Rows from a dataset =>
------

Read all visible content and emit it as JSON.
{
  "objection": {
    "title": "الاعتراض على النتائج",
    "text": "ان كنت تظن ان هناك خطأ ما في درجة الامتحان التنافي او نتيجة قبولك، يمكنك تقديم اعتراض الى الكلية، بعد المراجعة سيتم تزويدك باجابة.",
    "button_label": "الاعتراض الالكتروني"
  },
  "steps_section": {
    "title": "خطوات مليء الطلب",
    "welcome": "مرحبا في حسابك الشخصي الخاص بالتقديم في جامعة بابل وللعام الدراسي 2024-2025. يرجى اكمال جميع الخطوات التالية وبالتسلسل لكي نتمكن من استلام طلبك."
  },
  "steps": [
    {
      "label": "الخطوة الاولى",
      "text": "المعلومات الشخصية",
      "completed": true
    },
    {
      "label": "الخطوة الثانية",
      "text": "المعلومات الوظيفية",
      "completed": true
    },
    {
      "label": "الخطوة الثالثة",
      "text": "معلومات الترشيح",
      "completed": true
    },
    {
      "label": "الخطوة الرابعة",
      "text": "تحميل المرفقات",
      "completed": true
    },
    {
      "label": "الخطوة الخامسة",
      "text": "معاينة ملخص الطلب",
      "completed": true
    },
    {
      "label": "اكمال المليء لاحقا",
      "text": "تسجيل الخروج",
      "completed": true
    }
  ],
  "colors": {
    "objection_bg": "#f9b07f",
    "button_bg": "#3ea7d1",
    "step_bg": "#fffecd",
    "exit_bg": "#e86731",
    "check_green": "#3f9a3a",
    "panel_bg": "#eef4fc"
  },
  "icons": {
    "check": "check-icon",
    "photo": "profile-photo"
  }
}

------

Aim =>
Quote the data above in full, changing nothing.

Exercise result =>
Read all visible content and emit it as JSON.
{
  "objection": {
    "title": "الاعتراض على النتائج",
    "text": "ان كنت تظن ان هناك خطأ ما في درجة الامتحان التنافي او نتيجة قبولك، يمكنك تقديم اعتراض الى الكلية، بعد المراجعة سيتم تزويدك باجابة.",
    "button_label": "الاعتراض الالكتروني"
  },
  "steps_section": {
    "title": "خطوات مليء الطلب",
    "welcome": "مرحبا في حسابك الشخصي الخاص بالتقديم في جامعة بابل وللعام الدراسي 2024-2025. يرجى اكمال جميع الخطوات التالية وبالتسلسل لكي نتمكن من استلام طلبك."
  },
  "steps": [
    {
      "label": "الخطوة الاولى",
      "text": "المعلومات الشخصية",
      "completed": true
    },
    {
      "label": "الخطوة الثانية",
      "text": "المعلومات الوظيفية",
      "completed": true
    },
    {
      "label": "الخطوة الثالثة",
      "text": "معلومات الترشيح",
      "completed": true
    },
    {
      "label": "الخطوة الرابعة",
      "text": "تحميل المرفقات",
      "completed": true
    },
    {
      "label": "الخطوة الخامسة",
      "text": "معاينة ملخص الطلب",
      "completed": true
    },
    {
      "label": "اكمال المليء لاحقا",
      "text": "تسجيل الخروج",
      "completed": true
    }
  ],
  "colors": {
    "objection_bg": "#f9b07f",
    "button_bg": "#3ea7d1",
    "step_bg": "#fffecd",
    "exit_bg": "#e86731",
    "check_green": "#3f9a3a",
    "panel_bg": "#eef4fc"
  },
  "icons": {
    "check": "check-icon",
    "photo": "profile-photo"
  }
}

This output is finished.